[START OF ENTRIES SHOWN]

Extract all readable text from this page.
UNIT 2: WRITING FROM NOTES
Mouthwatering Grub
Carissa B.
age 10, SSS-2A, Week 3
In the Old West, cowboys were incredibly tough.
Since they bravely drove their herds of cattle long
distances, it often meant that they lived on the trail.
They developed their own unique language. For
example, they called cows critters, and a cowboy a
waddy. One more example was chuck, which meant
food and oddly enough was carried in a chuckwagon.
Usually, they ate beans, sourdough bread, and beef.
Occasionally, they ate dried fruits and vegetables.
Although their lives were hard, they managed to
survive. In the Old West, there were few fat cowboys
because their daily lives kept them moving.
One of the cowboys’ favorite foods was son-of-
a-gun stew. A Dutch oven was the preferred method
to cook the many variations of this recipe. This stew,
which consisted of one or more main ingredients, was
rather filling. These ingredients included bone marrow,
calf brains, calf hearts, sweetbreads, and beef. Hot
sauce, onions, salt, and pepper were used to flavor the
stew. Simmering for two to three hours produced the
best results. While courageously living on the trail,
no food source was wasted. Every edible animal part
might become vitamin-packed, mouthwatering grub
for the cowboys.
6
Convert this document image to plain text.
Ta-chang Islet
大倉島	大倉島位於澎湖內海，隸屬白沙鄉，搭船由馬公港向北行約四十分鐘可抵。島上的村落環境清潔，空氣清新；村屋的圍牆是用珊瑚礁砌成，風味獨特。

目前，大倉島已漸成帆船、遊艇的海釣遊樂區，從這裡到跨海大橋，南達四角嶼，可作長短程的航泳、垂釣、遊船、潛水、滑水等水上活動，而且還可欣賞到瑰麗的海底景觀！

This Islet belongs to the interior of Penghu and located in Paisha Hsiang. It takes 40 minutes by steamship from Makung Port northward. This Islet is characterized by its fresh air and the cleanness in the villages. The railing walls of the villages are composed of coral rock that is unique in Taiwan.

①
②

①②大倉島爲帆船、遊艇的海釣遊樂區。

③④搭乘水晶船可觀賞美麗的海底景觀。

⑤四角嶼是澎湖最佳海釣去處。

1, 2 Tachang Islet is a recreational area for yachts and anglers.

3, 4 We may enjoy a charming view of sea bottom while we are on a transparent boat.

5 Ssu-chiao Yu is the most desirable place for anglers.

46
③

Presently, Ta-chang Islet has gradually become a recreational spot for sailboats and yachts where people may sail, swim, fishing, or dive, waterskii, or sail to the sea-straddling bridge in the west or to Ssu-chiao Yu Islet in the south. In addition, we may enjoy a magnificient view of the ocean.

[END OF ENTRIES SHOWN]

— TASK TO CARRY OUT —
Which lines in the data above contain "example"? Show each one.

— EXERCISE ANSWER —
example, they called cows critters, and a cowboy a
waddy. One more example was chuck, which meant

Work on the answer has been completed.